* EXERCISE TASK
Pull every line holding the string "поведения" from the records below.
══ DATA PROVIDED
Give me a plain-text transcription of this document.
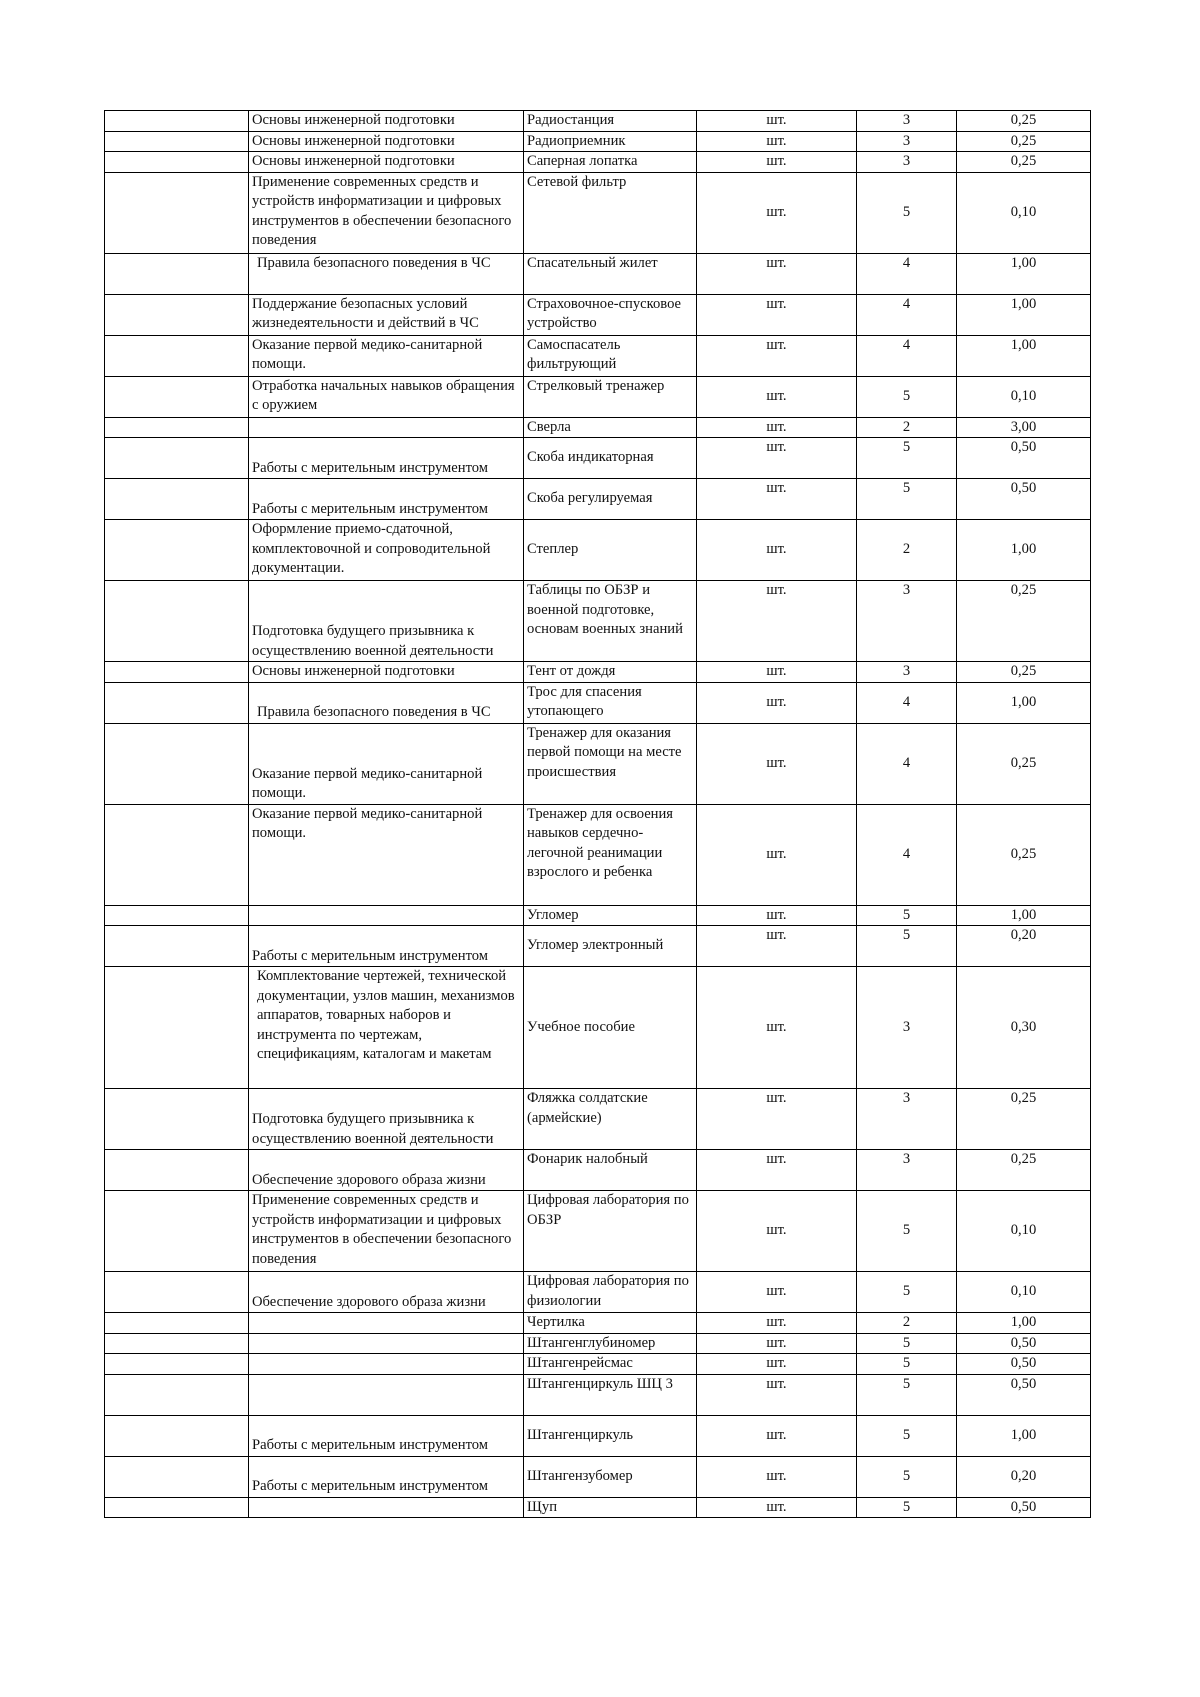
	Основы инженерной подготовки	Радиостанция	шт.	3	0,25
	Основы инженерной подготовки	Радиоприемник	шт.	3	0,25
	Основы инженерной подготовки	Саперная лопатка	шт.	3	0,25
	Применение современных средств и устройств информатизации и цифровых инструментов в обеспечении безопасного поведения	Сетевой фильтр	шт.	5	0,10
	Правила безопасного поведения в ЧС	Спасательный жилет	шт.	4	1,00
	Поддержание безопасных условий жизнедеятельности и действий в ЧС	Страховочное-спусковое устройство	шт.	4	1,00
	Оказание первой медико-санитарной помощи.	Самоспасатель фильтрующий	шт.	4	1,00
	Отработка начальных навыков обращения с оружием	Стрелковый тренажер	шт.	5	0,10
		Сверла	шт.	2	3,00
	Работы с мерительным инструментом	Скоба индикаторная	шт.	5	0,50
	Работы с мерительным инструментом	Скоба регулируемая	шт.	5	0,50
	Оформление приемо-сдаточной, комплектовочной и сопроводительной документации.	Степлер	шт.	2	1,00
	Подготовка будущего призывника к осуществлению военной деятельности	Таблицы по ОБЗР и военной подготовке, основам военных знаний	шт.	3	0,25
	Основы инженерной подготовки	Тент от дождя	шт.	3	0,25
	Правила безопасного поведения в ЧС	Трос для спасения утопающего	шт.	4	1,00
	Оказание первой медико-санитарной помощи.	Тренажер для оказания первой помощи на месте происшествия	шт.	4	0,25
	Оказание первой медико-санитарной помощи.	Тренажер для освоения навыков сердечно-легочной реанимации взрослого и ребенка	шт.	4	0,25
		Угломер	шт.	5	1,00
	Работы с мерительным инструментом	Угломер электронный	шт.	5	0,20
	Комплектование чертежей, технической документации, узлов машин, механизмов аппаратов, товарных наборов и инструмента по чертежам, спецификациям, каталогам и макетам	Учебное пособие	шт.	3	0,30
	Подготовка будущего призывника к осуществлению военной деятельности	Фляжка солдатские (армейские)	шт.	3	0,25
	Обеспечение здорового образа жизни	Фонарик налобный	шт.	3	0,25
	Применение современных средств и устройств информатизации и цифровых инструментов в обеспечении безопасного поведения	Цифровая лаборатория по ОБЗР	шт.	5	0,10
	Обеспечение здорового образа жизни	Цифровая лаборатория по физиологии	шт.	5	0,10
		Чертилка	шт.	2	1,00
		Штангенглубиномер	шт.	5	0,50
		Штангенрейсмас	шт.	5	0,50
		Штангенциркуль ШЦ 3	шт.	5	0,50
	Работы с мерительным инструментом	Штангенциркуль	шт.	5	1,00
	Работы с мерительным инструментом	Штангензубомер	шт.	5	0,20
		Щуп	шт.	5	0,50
════
══ DATA PROVIDED
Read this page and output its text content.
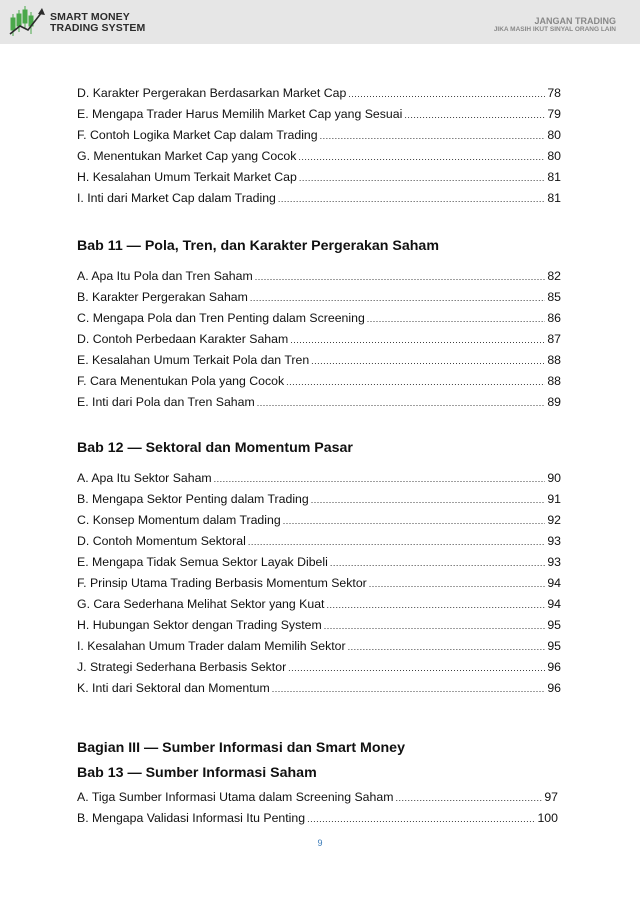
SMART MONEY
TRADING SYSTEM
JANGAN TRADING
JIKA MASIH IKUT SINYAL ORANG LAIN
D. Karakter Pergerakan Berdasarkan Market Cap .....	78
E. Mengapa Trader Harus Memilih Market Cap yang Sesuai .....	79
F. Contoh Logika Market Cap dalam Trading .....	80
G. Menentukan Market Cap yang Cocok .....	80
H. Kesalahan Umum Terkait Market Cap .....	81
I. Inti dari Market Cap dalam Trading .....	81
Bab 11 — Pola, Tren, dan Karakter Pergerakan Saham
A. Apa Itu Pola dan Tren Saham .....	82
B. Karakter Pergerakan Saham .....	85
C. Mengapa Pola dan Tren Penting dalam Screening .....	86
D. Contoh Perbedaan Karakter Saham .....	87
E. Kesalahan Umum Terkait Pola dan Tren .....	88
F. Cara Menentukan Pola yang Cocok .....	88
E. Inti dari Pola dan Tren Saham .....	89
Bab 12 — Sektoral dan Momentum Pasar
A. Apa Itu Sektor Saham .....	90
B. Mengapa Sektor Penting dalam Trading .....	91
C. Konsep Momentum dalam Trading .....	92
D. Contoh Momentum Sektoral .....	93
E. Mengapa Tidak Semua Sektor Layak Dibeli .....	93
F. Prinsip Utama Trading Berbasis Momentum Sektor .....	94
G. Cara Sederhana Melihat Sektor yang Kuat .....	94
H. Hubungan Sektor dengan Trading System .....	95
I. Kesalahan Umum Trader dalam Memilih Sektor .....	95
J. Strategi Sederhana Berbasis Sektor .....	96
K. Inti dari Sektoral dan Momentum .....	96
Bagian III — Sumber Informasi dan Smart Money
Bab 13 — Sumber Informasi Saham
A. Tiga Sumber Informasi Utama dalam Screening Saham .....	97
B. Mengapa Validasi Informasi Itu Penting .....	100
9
════
* THE REPLY
	Применение современных средств и устройств информатизации и цифровых инструментов в обеспечении безопасного поведения	Сетевой фильтр	шт.	5	0,10
	Правила безопасного поведения в ЧС	Спасательный жилет	шт.	4	1,00
	Правила безопасного поведения в ЧС	Трос для спасения утопающего	шт.	4	1,00
	Применение современных средств и устройств информатизации и цифровых инструментов в обеспечении безопасного поведения	Цифровая лаборатория по ОБЗР	шт.	5	0,10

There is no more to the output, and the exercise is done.